What the exercise asks: Your task is to repeat all of the material exactly.

=== Data extract ===

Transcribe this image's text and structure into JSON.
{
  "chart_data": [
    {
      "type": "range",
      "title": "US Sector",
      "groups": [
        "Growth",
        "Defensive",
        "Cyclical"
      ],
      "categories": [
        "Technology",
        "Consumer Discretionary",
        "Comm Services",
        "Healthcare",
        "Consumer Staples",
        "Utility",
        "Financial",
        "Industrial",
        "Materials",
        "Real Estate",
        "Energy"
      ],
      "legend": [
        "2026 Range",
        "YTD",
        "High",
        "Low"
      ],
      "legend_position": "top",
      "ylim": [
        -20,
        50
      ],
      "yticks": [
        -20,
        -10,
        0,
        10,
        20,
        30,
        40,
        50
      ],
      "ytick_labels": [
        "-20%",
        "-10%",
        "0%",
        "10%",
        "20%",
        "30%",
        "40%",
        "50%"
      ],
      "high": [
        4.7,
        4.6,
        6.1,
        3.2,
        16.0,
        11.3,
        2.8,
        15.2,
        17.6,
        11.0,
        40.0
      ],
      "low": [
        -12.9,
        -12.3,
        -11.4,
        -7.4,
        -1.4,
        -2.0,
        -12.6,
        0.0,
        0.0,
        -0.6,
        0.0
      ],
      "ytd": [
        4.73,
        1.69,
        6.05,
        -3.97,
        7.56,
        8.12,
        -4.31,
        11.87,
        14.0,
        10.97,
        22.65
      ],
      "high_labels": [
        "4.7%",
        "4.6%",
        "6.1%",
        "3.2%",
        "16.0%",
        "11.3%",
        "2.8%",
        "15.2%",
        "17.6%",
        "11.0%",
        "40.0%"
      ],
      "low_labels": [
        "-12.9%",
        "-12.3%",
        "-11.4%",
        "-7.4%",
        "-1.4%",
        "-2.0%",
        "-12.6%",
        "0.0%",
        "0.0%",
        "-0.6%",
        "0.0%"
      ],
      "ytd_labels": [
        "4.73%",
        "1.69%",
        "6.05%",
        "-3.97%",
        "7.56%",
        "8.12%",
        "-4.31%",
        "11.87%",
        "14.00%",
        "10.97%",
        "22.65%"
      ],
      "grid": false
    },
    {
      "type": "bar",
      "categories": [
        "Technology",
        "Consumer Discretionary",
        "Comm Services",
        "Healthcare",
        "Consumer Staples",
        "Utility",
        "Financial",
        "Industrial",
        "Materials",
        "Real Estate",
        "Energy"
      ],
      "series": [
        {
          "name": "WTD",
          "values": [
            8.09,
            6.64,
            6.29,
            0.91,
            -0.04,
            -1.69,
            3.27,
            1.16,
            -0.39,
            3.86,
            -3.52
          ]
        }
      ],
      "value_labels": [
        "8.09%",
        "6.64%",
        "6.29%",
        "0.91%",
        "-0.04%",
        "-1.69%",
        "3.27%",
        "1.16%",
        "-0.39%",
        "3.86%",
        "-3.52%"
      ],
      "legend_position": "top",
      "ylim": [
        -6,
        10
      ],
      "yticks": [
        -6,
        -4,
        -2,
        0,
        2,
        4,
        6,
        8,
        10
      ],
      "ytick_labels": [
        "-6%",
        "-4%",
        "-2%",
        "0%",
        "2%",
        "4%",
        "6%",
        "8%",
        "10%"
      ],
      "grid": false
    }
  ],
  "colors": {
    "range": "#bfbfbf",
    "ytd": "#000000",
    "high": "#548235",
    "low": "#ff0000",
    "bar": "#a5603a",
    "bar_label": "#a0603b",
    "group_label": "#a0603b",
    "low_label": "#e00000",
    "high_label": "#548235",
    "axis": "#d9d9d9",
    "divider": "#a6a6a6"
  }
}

===

Exercise response:
Transcribe this image's text and structure into JSON.
{
  "chart_data": [
    {
      "type": "range",
      "title": "US Sector",
      "groups": [
        "Growth",
        "Defensive",
        "Cyclical"
      ],
      "categories": [
        "Technology",
        "Consumer Discretionary",
        "Comm Services",
        "Healthcare",
        "Consumer Staples",
        "Utility",
        "Financial",
        "Industrial",
        "Materials",
        "Real Estate",
        "Energy"
      ],
      "legend": [
        "2026 Range",
        "YTD",
        "High",
        "Low"
      ],
      "legend_position": "top",
      "ylim": [
        -20,
        50
      ],
      "yticks": [
        -20,
        -10,
        0,
        10,
        20,
        30,
        40,
        50
      ],
      "ytick_labels": [
        "-20%",
        "-10%",
        "0%",
        "10%",
        "20%",
        "30%",
        "40%",
        "50%"
      ],
      "high": [
        4.7,
        4.6,
        6.1,
        3.2,
        16.0,
        11.3,
        2.8,
        15.2,
        17.6,
        11.0,
        40.0
      ],
      "low": [
        -12.9,
        -12.3,
        -11.4,
        -7.4,
        -1.4,
        -2.0,
        -12.6,
        0.0,
        0.0,
        -0.6,
        0.0
      ],
      "ytd": [
        4.73,
        1.69,
        6.05,
        -3.97,
        7.56,
        8.12,
        -4.31,
        11.87,
        14.0,
        10.97,
        22.65
      ],
      "high_labels": [
        "4.7%",
        "4.6%",
        "6.1%",
        "3.2%",
        "16.0%",
        "11.3%",
        "2.8%",
        "15.2%",
        "17.6%",
        "11.0%",
        "40.0%"
      ],
      "low_labels": [
        "-12.9%",
        "-12.3%",
        "-11.4%",
        "-7.4%",
        "-1.4%",
        "-2.0%",
        "-12.6%",
        "0.0%",
        "0.0%",
        "-0.6%",
        "0.0%"
      ],
      "ytd_labels": [
        "4.73%",
        "1.69%",
        "6.05%",
        "-3.97%",
        "7.56%",
        "8.12%",
        "-4.31%",
        "11.87%",
        "14.00%",
        "10.97%",
        "22.65%"
      ],
      "grid": false
    },
    {
      "type": "bar",
      "categories": [
        "Technology",
        "Consumer Discretionary",
        "Comm Services",
        "Healthcare",
        "Consumer Staples",
        "Utility",
        "Financial",
        "Industrial",
        "Materials",
        "Real Estate",
        "Energy"
      ],
      "series": [
        {
          "name": "WTD",
          "values": [
            8.09,
            6.64,
            6.29,
            0.91,
            -0.04,
            -1.69,
            3.27,
            1.16,
            -0.39,
            3.86,
            -3.52
          ]
        }
      ],
      "value_labels": [
        "8.09%",
        "6.64%",
        "6.29%",
        "0.91%",
        "-0.04%",
        "-1.69%",
        "3.27%",
        "1.16%",
        "-0.39%",
        "3.86%",
        "-3.52%"
      ],
      "legend_position": "top",
      "ylim": [
        -6,
        10
      ],
      "yticks": [
        -6,
        -4,
        -2,
        0,
        2,
        4,
        6,
        8,
        10
      ],
      "ytick_labels": [
        "-6%",
        "-4%",
        "-2%",
        "0%",
        "2%",
        "4%",
        "6%",
        "8%",
        "10%"
      ],
      "grid": false
    }
  ],
  "colors": {
    "range": "#bfbfbf",
    "ytd": "#000000",
    "high": "#548235",
    "low": "#ff0000",
    "bar": "#a5603a",
    "bar_label": "#a0603b",
    "group_label": "#a0603b",
    "low_label": "#e00000",
    "high_label": "#548235",
    "axis": "#d9d9d9",
    "divider": "#a6a6a6"
  }
}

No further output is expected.